▶ What is required:
Gather every line of the entries that includes the word "System".

──────── Entries shown ────────

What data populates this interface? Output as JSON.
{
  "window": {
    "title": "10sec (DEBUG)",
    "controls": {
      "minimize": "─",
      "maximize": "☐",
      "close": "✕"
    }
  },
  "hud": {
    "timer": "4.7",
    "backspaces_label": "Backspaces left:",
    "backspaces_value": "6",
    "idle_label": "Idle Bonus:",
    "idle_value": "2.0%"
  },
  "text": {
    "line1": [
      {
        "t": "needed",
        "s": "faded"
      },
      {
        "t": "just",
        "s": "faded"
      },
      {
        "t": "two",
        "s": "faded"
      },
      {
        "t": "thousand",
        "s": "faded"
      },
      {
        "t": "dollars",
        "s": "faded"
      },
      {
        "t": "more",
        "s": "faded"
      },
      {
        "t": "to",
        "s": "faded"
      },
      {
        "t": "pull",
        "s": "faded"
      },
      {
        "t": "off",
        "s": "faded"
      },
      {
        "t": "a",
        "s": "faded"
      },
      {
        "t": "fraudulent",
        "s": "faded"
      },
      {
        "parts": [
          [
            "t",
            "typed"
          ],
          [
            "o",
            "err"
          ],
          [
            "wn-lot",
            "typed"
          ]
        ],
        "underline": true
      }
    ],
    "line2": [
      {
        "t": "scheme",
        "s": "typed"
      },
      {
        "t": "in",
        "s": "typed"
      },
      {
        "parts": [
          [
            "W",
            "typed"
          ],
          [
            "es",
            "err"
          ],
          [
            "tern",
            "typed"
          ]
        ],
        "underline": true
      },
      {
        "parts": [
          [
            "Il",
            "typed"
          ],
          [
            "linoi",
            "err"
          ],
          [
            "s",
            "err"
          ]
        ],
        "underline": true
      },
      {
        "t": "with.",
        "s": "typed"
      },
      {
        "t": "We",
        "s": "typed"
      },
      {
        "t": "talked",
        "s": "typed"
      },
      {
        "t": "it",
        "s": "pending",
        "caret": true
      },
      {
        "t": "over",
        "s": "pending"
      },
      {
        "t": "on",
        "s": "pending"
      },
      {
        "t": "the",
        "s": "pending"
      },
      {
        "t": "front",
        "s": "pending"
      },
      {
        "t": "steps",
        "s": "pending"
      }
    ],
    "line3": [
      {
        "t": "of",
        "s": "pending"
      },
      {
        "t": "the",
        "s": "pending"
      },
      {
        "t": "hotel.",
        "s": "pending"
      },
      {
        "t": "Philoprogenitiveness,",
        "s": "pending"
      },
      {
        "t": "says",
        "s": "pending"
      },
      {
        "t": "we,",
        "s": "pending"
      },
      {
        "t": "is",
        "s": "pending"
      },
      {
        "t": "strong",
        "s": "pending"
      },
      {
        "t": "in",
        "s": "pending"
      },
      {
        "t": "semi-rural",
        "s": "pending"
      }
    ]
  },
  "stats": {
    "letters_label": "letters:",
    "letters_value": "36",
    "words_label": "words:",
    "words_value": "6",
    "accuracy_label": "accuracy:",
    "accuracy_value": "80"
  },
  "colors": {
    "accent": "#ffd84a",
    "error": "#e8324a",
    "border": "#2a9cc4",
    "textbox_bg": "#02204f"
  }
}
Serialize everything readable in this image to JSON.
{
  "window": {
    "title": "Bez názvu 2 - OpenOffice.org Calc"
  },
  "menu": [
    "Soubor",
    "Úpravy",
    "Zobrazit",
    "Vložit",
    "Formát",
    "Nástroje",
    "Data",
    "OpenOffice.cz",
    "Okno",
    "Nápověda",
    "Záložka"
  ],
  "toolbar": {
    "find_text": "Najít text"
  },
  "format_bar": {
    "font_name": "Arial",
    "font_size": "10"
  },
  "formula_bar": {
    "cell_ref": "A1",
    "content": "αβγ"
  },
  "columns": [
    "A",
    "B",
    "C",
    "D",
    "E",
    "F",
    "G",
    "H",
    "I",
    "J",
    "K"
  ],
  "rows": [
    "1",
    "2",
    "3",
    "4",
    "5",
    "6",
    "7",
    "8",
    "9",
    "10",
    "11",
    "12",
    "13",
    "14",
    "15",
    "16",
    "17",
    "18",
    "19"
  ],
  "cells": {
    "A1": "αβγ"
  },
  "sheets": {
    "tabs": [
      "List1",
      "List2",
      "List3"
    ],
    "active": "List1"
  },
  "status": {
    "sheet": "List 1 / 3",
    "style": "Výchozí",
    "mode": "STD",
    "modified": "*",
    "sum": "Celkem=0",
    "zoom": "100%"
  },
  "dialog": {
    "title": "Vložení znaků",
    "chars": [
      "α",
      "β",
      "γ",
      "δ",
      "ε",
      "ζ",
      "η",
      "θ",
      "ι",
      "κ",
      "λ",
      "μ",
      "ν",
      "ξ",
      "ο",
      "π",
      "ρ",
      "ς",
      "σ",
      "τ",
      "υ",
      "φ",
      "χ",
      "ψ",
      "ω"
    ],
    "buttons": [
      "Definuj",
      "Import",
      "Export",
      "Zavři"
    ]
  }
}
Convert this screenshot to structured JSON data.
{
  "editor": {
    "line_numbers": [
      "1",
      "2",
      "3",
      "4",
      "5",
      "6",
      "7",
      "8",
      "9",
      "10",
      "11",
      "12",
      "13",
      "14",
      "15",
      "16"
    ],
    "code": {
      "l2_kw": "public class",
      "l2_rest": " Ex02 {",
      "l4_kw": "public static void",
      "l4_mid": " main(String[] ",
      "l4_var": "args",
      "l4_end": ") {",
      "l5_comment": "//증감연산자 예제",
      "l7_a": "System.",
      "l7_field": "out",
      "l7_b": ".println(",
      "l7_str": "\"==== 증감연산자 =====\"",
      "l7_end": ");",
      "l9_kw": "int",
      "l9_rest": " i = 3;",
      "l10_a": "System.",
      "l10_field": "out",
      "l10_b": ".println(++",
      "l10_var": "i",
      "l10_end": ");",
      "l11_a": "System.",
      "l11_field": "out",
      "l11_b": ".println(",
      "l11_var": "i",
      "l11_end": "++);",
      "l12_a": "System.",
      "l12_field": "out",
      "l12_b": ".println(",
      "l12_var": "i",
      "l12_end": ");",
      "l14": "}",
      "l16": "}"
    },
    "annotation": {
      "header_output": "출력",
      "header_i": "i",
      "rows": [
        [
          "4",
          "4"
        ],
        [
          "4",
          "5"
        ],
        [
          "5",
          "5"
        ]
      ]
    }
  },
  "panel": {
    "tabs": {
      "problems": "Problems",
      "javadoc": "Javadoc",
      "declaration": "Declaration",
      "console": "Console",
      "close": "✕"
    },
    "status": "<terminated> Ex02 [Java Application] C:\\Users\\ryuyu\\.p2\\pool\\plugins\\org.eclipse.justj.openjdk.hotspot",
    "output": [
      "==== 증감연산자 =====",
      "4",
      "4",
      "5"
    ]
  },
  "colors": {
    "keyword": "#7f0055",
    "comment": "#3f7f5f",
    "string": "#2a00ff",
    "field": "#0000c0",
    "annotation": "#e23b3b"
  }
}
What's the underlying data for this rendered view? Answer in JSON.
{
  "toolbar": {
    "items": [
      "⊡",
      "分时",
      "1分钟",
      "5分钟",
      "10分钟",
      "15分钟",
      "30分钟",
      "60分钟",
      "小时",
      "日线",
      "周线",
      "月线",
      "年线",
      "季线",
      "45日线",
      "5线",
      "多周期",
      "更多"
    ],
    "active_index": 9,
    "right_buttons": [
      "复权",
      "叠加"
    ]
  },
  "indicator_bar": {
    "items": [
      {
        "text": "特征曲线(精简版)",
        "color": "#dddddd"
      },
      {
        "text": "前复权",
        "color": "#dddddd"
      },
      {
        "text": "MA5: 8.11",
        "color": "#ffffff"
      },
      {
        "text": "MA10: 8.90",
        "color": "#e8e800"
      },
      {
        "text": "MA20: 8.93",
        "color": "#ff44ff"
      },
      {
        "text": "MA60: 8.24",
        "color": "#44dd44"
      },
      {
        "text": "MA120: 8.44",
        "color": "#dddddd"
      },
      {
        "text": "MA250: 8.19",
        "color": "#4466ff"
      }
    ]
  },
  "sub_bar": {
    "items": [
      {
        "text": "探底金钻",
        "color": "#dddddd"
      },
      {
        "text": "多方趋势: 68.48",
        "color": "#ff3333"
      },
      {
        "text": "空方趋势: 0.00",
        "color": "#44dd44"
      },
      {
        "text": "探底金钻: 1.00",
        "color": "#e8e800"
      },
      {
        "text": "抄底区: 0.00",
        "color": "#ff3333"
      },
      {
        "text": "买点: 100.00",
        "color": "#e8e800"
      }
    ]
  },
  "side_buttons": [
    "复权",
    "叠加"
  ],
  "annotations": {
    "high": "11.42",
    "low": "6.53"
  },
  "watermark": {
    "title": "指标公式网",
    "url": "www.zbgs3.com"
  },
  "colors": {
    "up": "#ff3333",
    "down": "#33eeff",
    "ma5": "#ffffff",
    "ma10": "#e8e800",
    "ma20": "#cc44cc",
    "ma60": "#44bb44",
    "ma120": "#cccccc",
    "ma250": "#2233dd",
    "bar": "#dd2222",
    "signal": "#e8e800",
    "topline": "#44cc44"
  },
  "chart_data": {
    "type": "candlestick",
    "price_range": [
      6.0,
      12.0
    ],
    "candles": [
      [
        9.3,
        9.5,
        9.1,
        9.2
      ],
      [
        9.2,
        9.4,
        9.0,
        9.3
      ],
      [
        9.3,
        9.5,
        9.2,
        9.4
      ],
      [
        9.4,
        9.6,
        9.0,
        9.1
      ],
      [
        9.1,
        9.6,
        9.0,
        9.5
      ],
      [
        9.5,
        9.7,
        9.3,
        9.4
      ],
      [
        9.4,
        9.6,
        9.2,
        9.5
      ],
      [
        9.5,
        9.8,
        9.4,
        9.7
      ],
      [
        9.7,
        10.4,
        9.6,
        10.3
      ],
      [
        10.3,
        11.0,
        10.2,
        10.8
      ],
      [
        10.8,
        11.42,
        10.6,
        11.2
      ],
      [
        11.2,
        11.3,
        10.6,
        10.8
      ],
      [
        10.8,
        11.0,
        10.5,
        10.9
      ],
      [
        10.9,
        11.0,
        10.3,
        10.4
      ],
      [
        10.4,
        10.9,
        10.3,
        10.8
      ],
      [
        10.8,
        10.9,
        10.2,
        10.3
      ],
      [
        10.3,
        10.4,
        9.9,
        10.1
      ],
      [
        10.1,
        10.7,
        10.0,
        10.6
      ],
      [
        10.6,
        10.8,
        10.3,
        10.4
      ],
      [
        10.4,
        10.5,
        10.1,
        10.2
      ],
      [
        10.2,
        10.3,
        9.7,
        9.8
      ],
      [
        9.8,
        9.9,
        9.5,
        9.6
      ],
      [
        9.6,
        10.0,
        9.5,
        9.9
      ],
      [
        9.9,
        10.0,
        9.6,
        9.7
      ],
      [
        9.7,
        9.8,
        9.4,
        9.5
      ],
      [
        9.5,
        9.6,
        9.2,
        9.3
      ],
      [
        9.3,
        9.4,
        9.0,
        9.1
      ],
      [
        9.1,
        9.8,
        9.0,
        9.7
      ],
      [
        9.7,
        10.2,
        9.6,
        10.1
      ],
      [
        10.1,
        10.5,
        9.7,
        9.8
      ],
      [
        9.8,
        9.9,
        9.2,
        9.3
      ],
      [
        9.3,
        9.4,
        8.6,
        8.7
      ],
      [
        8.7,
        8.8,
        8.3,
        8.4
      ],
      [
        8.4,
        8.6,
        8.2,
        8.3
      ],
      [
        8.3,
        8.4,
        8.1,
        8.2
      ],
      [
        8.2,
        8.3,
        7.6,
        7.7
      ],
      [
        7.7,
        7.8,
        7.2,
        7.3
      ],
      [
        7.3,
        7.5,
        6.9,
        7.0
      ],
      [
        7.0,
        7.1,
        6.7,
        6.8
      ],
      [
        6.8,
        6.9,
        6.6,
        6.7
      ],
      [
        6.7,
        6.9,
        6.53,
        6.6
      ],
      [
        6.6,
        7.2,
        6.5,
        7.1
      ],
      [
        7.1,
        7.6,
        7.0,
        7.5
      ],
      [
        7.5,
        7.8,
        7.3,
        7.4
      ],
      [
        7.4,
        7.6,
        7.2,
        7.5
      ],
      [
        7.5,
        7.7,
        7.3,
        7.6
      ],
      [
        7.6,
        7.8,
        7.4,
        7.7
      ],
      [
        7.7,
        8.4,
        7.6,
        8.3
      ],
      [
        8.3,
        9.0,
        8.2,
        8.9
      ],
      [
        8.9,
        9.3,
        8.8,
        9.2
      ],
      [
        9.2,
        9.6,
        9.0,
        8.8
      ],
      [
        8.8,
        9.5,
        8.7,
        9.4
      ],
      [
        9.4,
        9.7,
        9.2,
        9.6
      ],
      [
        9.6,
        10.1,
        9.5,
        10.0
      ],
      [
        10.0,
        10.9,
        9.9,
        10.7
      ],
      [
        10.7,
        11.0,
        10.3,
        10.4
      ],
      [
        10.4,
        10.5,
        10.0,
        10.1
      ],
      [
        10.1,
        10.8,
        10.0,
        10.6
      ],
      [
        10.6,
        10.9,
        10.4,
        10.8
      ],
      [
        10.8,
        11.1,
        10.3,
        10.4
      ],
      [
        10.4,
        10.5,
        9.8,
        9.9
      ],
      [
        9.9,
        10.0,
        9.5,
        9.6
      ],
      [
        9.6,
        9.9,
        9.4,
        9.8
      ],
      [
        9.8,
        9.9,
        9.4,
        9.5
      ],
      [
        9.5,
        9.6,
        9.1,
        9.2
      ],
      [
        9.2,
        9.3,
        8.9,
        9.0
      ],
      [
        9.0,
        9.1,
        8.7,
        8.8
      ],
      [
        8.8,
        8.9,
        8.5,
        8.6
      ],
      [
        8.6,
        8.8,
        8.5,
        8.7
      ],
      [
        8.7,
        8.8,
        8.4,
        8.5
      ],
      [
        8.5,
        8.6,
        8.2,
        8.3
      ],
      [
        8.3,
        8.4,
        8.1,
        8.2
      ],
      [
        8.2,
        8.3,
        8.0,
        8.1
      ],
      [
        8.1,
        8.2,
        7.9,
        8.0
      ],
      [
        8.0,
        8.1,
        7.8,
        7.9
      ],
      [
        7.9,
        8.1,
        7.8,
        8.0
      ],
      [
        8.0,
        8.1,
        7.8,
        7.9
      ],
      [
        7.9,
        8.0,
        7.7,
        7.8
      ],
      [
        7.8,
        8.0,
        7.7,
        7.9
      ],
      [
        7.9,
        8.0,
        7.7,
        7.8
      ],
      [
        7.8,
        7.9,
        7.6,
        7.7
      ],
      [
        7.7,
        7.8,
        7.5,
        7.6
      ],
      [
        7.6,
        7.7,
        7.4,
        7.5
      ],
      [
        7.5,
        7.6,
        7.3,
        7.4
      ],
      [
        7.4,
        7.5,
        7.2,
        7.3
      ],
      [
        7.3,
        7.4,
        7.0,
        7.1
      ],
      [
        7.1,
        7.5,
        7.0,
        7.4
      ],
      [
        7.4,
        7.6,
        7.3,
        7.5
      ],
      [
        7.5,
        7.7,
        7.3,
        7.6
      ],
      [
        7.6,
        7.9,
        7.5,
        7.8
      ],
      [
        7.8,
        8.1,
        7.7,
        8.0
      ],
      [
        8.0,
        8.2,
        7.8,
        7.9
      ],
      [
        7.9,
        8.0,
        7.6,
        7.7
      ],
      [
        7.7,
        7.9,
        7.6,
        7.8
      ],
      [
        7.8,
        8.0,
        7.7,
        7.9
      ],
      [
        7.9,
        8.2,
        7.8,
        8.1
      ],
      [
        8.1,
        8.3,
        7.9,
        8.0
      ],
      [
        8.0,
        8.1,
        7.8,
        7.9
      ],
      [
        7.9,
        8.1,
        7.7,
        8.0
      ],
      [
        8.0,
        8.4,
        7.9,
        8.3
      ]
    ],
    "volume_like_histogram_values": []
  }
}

────────

▶ Solution for this task:
      "l7_a": "System.",
      "l10_a": "System.",
      "l11_a": "System.",
      "l12_a": "System.",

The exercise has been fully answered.